◆ Supplied material
## BEGIN

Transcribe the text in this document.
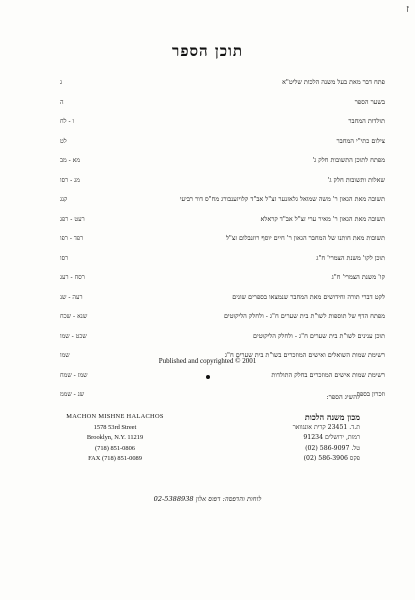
ז
תוכן הספר
ג	פתח דבר מאת בעל משנה הלכות שליט"א
ה	בשער הספר
ו - לח	תולדות המחבר
לט	צילום כתי"י המחבר
מא - מב	מפתח לתוכן התשובות חלק ג'
מג - רסו	שאלות ותשובות חלק ג'
קנג	תשובה מאת הגאון ר' משה שמואל גלאזנער זצ"ל אב"ד קלויזענבורג מח"ס דור רביעי
רעט - רפג	תשובה מאת הגאון ר' מאיר ערי זצ"ל אב"ד קראלא
רפד - רפו	תשובות מאת חותנו של המחבר הגאון ר' חיים יוסף רוזנבלום זצ"ל
רסו	תוכן לקו' משנת הצמרי' ח"ג
רסח - רעג	קו' משנת הצמרי' ח"ג
רעה - שנ	לקט דברי תורה וחידושים מאת המחבר שנמצאו בספרים שונים
שנא - שכח	מפתח הדף של תוספות לשו"ת בית שערים ח"ג - ולחלק הליקוטים
שכט - שמו	תוכן ענינים לשו"ת בית שערים ח"ג - ולחלק הליקוטים
שמו	רשימת שמות השואלים ואישים המוזכרים בשו"ת בית שערים ח"ג
שמז - שמח	רשימת שמות אישים המוזכרים בחלק התולדות
שנ - שממ	וזכרון בספר
Published and copyrighted © 2001
להשיג הספר:
MACHON MISHNE HALACHOS
1578 53rd Street
Brooklyn, N.Y. 11219
(718) 851-0806
FAX (718) 851-0089
מכון משנה הלכות
ת.ד. 23451 קרית אונגוואר
רמות, ירושלים 91234
טל. 586-9097 (02)
פקס 586-3906 (02)
לוחות והדפסה: דפוס אלון 02-5388938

## END

◆ Prompt
Copy every record above exactly, leaving out the pictures.

◆ Task response
Transcribe the text in this document.
ז
תוכן הספר
ג	פתח דבר מאת בעל משנה הלכות שליט"א
ה	בשער הספר
ו - לח	תולדות המחבר
לט	צילום כתי"י המחבר
מא - מב	מפתח לתוכן התשובות חלק ג'
מג - רסו	שאלות ותשובות חלק ג'
קנג	תשובה מאת הגאון ר' משה שמואל גלאזנער זצ"ל אב"ד קלויזענבורג מח"ס דור רביעי
רעט - רפג	תשובה מאת הגאון ר' מאיר ערי זצ"ל אב"ד קראלא
רפד - רפו	תשובות מאת חותנו של המחבר הגאון ר' חיים יוסף רוזנבלום זצ"ל
רסו	תוכן לקו' משנת הצמרי' ח"ג
רסח - רעג	קו' משנת הצמרי' ח"ג
רעה - שנ	לקט דברי תורה וחידושים מאת המחבר שנמצאו בספרים שונים
שנא - שכח	מפתח הדף של תוספות לשו"ת בית שערים ח"ג - ולחלק הליקוטים
שכט - שמו	תוכן ענינים לשו"ת בית שערים ח"ג - ולחלק הליקוטים
שמו	רשימת שמות השואלים ואישים המוזכרים בשו"ת בית שערים ח"ג
שמז - שמח	רשימת שמות אישים המוזכרים בחלק התולדות
שנ - שממ	וזכרון בספר
Published and copyrighted © 2001
להשיג הספר:
MACHON MISHNE HALACHOS
1578 53rd Street
Brooklyn, N.Y. 11219
(718) 851-0806
FAX (718) 851-0089
מכון משנה הלכות
ת.ד. 23451 קרית אונגוואר
רמות, ירושלים 91234
טל. 586-9097 (02)
פקס 586-3906 (02)
לוחות והדפסה: דפוס אלון 02-5388938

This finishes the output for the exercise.